Task brief: Could you write out the records below exactly as they appear?

Rows:
##############################
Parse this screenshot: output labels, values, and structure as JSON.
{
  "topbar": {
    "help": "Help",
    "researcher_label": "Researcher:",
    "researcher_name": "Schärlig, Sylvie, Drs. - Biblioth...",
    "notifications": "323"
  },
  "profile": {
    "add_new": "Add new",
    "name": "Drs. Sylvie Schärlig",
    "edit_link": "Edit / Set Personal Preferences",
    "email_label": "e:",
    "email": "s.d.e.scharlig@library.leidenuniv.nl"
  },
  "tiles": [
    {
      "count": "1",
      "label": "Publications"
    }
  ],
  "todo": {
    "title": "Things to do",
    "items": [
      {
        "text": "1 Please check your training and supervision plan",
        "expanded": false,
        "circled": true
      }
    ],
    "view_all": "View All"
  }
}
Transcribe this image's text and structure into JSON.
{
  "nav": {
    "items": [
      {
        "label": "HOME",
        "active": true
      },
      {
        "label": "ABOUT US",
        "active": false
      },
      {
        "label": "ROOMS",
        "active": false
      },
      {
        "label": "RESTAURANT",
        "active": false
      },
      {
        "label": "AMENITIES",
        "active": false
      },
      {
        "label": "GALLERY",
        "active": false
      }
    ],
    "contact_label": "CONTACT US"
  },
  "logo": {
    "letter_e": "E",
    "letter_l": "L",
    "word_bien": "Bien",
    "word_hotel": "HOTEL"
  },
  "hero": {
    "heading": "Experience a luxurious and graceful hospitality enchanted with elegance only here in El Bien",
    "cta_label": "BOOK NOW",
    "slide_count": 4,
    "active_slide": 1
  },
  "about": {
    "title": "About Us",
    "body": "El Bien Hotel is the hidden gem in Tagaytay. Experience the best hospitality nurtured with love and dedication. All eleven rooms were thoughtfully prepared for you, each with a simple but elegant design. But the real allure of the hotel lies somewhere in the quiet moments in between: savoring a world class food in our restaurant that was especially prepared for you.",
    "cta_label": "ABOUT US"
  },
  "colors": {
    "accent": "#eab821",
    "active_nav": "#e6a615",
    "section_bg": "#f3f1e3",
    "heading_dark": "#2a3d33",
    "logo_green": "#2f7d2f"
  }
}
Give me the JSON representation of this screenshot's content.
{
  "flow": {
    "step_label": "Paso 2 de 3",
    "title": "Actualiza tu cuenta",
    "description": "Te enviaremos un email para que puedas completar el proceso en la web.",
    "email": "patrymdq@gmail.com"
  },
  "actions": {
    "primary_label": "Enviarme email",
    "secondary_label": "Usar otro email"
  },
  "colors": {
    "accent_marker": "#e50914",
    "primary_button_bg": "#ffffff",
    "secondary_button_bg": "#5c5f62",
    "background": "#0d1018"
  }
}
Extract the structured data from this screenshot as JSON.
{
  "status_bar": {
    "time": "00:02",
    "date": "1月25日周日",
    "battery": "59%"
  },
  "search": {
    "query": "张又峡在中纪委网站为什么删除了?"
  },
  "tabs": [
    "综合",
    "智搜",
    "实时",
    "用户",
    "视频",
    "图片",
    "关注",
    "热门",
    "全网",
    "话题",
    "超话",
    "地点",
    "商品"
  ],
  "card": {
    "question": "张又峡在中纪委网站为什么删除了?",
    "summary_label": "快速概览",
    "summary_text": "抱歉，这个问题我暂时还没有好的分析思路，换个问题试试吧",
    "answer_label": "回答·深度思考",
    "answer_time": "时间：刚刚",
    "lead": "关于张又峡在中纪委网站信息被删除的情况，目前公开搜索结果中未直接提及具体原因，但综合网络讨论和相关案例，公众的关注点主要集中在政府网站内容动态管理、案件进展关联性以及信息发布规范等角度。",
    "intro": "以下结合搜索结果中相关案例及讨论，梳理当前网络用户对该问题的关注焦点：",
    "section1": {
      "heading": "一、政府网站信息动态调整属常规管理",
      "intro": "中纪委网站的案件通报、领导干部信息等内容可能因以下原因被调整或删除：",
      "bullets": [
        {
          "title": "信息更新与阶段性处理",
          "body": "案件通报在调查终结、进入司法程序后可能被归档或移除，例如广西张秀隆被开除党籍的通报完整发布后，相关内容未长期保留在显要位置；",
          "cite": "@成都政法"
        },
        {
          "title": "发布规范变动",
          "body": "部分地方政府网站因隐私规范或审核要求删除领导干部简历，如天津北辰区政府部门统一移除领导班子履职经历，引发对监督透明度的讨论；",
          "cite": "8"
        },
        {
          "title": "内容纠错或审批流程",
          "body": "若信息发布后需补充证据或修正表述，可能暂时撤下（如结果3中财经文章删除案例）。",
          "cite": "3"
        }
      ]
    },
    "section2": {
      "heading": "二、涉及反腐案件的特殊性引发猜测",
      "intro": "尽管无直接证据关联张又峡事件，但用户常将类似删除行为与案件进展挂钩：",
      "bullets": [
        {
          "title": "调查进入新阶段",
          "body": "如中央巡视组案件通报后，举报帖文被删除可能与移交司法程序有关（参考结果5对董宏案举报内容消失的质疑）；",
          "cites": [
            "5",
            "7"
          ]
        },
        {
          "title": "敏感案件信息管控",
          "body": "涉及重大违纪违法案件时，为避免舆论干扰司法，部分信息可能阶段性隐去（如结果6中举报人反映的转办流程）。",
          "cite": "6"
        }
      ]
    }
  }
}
##############################
Expected output:
Parse this screenshot: output labels, values, and structure as JSON.
{
  "topbar": {
    "help": "Help",
    "researcher_label": "Researcher:",
    "researcher_name": "Schärlig, Sylvie, Drs. - Biblioth...",
    "notifications": "323"
  },
  "profile": {
    "add_new": "Add new",
    "name": "Drs. Sylvie Schärlig",
    "edit_link": "Edit / Set Personal Preferences",
    "email_label": "e:",
    "email": "s.d.e.scharlig@library.leidenuniv.nl"
  },
  "tiles": [
    {
      "count": "1",
      "label": "Publications"
    }
  ],
  "todo": {
    "title": "Things to do",
    "items": [
      {
        "text": "1 Please check your training and supervision plan",
        "expanded": false,
        "circled": true
      }
    ],
    "view_all": "View All"
  }
}
Transcribe this image's text and structure into JSON.
{
  "nav": {
    "items": [
      {
        "label": "HOME",
        "active": true
      },
      {
        "label": "ABOUT US",
        "active": false
      },
      {
        "label": "ROOMS",
        "active": false
      },
      {
        "label": "RESTAURANT",
        "active": false
      },
      {
        "label": "AMENITIES",
        "active": false
      },
      {
        "label": "GALLERY",
        "active": false
      }
    ],
    "contact_label": "CONTACT US"
  },
  "logo": {
    "letter_e": "E",
    "letter_l": "L",
    "word_bien": "Bien",
    "word_hotel": "HOTEL"
  },
  "hero": {
    "heading": "Experience a luxurious and graceful hospitality enchanted with elegance only here in El Bien",
    "cta_label": "BOOK NOW",
    "slide_count": 4,
    "active_slide": 1
  },
  "about": {
    "title": "About Us",
    "body": "El Bien Hotel is the hidden gem in Tagaytay. Experience the best hospitality nurtured with love and dedication. All eleven rooms were thoughtfully prepared for you, each with a simple but elegant design. But the real allure of the hotel lies somewhere in the quiet moments in between: savoring a world class food in our restaurant that was especially prepared for you.",
    "cta_label": "ABOUT US"
  },
  "colors": {
    "accent": "#eab821",
    "active_nav": "#e6a615",
    "section_bg": "#f3f1e3",
    "heading_dark": "#2a3d33",
    "logo_green": "#2f7d2f"
  }
}
Give me the JSON representation of this screenshot's content.
{
  "flow": {
    "step_label": "Paso 2 de 3",
    "title": "Actualiza tu cuenta",
    "description": "Te enviaremos un email para que puedas completar el proceso en la web.",
    "email": "patrymdq@gmail.com"
  },
  "actions": {
    "primary_label": "Enviarme email",
    "secondary_label": "Usar otro email"
  },
  "colors": {
    "accent_marker": "#e50914",
    "primary_button_bg": "#ffffff",
    "secondary_button_bg": "#5c5f62",
    "background": "#0d1018"
  }
}
Extract the structured data from this screenshot as JSON.
{
  "status_bar": {
    "time": "00:02",
    "date": "1月25日周日",
    "battery": "59%"
  },
  "search": {
    "query": "张又峡在中纪委网站为什么删除了?"
  },
  "tabs": [
    "综合",
    "智搜",
    "实时",
    "用户",
    "视频",
    "图片",
    "关注",
    "热门",
    "全网",
    "话题",
    "超话",
    "地点",
    "商品"
  ],
  "card": {
    "question": "张又峡在中纪委网站为什么删除了?",
    "summary_label": "快速概览",
    "summary_text": "抱歉，这个问题我暂时还没有好的分析思路，换个问题试试吧",
    "answer_label": "回答·深度思考",
    "answer_time": "时间：刚刚",
    "lead": "关于张又峡在中纪委网站信息被删除的情况，目前公开搜索结果中未直接提及具体原因，但综合网络讨论和相关案例，公众的关注点主要集中在政府网站内容动态管理、案件进展关联性以及信息发布规范等角度。",
    "intro": "以下结合搜索结果中相关案例及讨论，梳理当前网络用户对该问题的关注焦点：",
    "section1": {
      "heading": "一、政府网站信息动态调整属常规管理",
      "intro": "中纪委网站的案件通报、领导干部信息等内容可能因以下原因被调整或删除：",
      "bullets": [
        {
          "title": "信息更新与阶段性处理",
          "body": "案件通报在调查终结、进入司法程序后可能被归档或移除，例如广西张秀隆被开除党籍的通报完整发布后，相关内容未长期保留在显要位置；",
          "cite": "@成都政法"
        },
        {
          "title": "发布规范变动",
          "body": "部分地方政府网站因隐私规范或审核要求删除领导干部简历，如天津北辰区政府部门统一移除领导班子履职经历，引发对监督透明度的讨论；",
          "cite": "8"
        },
        {
          "title": "内容纠错或审批流程",
          "body": "若信息发布后需补充证据或修正表述，可能暂时撤下（如结果3中财经文章删除案例）。",
          "cite": "3"
        }
      ]
    },
    "section2": {
      "heading": "二、涉及反腐案件的特殊性引发猜测",
      "intro": "尽管无直接证据关联张又峡事件，但用户常将类似删除行为与案件进展挂钩：",
      "bullets": [
        {
          "title": "调查进入新阶段",
          "body": "如中央巡视组案件通报后，举报帖文被删除可能与移交司法程序有关（参考结果5对董宏案举报内容消失的质疑）；",
          "cites": [
            "5",
            "7"
          ]
        },
        {
          "title": "敏感案件信息管控",
          "body": "涉及重大违纪违法案件时，为避免舆论干扰司法，部分信息可能阶段性隐去（如结果6中举报人反映的转办流程）。",
          "cite": "6"
        }
      ]
    }
  }
}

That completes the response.